Data about app and page elements =>
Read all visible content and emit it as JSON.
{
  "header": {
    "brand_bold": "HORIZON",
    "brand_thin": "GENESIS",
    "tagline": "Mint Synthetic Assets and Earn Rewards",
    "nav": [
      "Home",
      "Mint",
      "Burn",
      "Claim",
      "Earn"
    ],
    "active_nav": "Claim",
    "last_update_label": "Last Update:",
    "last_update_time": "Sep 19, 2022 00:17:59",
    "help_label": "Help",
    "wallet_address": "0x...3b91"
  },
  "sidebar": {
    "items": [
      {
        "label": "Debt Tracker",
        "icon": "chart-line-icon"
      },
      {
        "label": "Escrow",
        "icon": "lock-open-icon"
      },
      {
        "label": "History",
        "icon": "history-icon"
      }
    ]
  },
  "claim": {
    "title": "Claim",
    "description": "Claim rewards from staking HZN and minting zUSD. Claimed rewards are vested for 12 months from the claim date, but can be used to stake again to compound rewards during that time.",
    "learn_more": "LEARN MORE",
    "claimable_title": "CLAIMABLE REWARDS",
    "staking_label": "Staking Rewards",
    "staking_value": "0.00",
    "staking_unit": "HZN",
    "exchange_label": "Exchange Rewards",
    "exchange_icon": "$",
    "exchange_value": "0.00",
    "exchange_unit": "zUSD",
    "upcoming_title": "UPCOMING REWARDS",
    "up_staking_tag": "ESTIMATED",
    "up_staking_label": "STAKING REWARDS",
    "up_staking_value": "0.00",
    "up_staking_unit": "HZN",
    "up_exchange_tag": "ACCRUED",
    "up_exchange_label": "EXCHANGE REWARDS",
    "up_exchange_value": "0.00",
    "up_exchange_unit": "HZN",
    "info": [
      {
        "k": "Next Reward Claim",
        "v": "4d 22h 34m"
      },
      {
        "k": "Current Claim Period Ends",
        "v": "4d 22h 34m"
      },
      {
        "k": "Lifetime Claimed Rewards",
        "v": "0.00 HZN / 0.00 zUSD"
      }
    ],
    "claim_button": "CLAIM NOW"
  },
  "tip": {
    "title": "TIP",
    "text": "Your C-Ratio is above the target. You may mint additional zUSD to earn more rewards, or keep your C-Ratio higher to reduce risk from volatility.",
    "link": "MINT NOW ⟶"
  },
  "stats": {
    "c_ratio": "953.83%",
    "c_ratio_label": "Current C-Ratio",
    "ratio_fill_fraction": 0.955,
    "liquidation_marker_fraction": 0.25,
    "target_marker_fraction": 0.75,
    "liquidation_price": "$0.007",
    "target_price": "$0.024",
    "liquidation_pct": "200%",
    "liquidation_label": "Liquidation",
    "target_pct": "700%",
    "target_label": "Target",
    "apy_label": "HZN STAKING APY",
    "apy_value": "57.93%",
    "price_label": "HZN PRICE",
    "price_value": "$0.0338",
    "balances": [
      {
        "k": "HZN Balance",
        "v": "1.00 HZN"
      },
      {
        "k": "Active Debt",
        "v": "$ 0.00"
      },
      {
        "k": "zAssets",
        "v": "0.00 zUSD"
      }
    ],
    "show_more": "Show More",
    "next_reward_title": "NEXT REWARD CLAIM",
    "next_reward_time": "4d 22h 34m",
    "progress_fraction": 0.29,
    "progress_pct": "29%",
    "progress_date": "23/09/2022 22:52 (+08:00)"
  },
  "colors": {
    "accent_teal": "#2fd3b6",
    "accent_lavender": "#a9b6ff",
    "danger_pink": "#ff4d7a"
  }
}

Task brief =>
Please return every line of the data, unaltered.

Your solution =>
Read all visible content and emit it as JSON.
{
  "header": {
    "brand_bold": "HORIZON",
    "brand_thin": "GENESIS",
    "tagline": "Mint Synthetic Assets and Earn Rewards",
    "nav": [
      "Home",
      "Mint",
      "Burn",
      "Claim",
      "Earn"
    ],
    "active_nav": "Claim",
    "last_update_label": "Last Update:",
    "last_update_time": "Sep 19, 2022 00:17:59",
    "help_label": "Help",
    "wallet_address": "0x...3b91"
  },
  "sidebar": {
    "items": [
      {
        "label": "Debt Tracker",
        "icon": "chart-line-icon"
      },
      {
        "label": "Escrow",
        "icon": "lock-open-icon"
      },
      {
        "label": "History",
        "icon": "history-icon"
      }
    ]
  },
  "claim": {
    "title": "Claim",
    "description": "Claim rewards from staking HZN and minting zUSD. Claimed rewards are vested for 12 months from the claim date, but can be used to stake again to compound rewards during that time.",
    "learn_more": "LEARN MORE",
    "claimable_title": "CLAIMABLE REWARDS",
    "staking_label": "Staking Rewards",
    "staking_value": "0.00",
    "staking_unit": "HZN",
    "exchange_label": "Exchange Rewards",
    "exchange_icon": "$",
    "exchange_value": "0.00",
    "exchange_unit": "zUSD",
    "upcoming_title": "UPCOMING REWARDS",
    "up_staking_tag": "ESTIMATED",
    "up_staking_label": "STAKING REWARDS",
    "up_staking_value": "0.00",
    "up_staking_unit": "HZN",
    "up_exchange_tag": "ACCRUED",
    "up_exchange_label": "EXCHANGE REWARDS",
    "up_exchange_value": "0.00",
    "up_exchange_unit": "HZN",
    "info": [
      {
        "k": "Next Reward Claim",
        "v": "4d 22h 34m"
      },
      {
        "k": "Current Claim Period Ends",
        "v": "4d 22h 34m"
      },
      {
        "k": "Lifetime Claimed Rewards",
        "v": "0.00 HZN / 0.00 zUSD"
      }
    ],
    "claim_button": "CLAIM NOW"
  },
  "tip": {
    "title": "TIP",
    "text": "Your C-Ratio is above the target. You may mint additional zUSD to earn more rewards, or keep your C-Ratio higher to reduce risk from volatility.",
    "link": "MINT NOW ⟶"
  },
  "stats": {
    "c_ratio": "953.83%",
    "c_ratio_label": "Current C-Ratio",
    "ratio_fill_fraction": 0.955,
    "liquidation_marker_fraction": 0.25,
    "target_marker_fraction": 0.75,
    "liquidation_price": "$0.007",
    "target_price": "$0.024",
    "liquidation_pct": "200%",
    "liquidation_label": "Liquidation",
    "target_pct": "700%",
    "target_label": "Target",
    "apy_label": "HZN STAKING APY",
    "apy_value": "57.93%",
    "price_label": "HZN PRICE",
    "price_value": "$0.0338",
    "balances": [
      {
        "k": "HZN Balance",
        "v": "1.00 HZN"
      },
      {
        "k": "Active Debt",
        "v": "$ 0.00"
      },
      {
        "k": "zAssets",
        "v": "0.00 zUSD"
      }
    ],
    "show_more": "Show More",
    "next_reward_title": "NEXT REWARD CLAIM",
    "next_reward_time": "4d 22h 34m",
    "progress_fraction": 0.29,
    "progress_pct": "29%",
    "progress_date": "23/09/2022 22:52 (+08:00)"
  },
  "colors": {
    "accent_teal": "#2fd3b6",
    "accent_lavender": "#a9b6ff",
    "danger_pink": "#ff4d7a"
  }
}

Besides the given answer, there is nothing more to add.